::: Data section :::

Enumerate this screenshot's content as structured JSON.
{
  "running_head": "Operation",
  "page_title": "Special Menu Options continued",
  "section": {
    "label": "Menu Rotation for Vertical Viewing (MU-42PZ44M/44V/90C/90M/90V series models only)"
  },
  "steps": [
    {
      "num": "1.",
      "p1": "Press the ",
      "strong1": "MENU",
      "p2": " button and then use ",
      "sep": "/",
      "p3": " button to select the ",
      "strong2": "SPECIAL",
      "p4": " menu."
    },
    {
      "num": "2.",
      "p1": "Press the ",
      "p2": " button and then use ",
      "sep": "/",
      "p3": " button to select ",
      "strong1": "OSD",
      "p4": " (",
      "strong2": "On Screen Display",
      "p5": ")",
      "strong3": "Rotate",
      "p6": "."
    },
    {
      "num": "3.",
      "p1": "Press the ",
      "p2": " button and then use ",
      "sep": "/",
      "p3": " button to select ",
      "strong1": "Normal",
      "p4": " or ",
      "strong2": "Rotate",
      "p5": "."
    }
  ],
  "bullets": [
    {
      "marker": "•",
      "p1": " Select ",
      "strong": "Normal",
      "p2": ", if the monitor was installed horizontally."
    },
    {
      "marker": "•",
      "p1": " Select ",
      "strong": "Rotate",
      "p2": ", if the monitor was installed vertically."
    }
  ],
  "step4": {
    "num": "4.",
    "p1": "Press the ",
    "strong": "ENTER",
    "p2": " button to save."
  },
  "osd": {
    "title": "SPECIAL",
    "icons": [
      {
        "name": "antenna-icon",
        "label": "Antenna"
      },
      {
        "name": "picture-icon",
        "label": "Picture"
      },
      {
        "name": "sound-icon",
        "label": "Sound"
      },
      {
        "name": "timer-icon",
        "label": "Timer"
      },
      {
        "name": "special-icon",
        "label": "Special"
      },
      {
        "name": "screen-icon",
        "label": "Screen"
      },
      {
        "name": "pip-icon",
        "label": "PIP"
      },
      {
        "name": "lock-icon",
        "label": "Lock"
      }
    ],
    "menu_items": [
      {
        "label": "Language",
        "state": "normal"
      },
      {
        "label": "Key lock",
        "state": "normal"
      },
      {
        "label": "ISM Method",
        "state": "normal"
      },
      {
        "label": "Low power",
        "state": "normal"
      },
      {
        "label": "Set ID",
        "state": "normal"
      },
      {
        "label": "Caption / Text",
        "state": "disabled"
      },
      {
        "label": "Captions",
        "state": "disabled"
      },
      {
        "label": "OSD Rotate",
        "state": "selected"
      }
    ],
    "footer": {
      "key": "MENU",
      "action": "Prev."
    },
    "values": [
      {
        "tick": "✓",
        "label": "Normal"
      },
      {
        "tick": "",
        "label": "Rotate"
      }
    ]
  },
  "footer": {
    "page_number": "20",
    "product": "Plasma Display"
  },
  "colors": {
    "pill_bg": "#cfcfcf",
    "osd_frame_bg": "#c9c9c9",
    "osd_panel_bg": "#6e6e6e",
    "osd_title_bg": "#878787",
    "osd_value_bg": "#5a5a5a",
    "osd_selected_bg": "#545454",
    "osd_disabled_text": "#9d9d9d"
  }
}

:::

What is required: In the entries above, find lines with "Rotate" and copy each.

Complete output:
      "strong3": "Rotate",
      "strong2": "Rotate",
      "strong": "Rotate",
        "label": "OSD Rotate",
        "label": "Rotate"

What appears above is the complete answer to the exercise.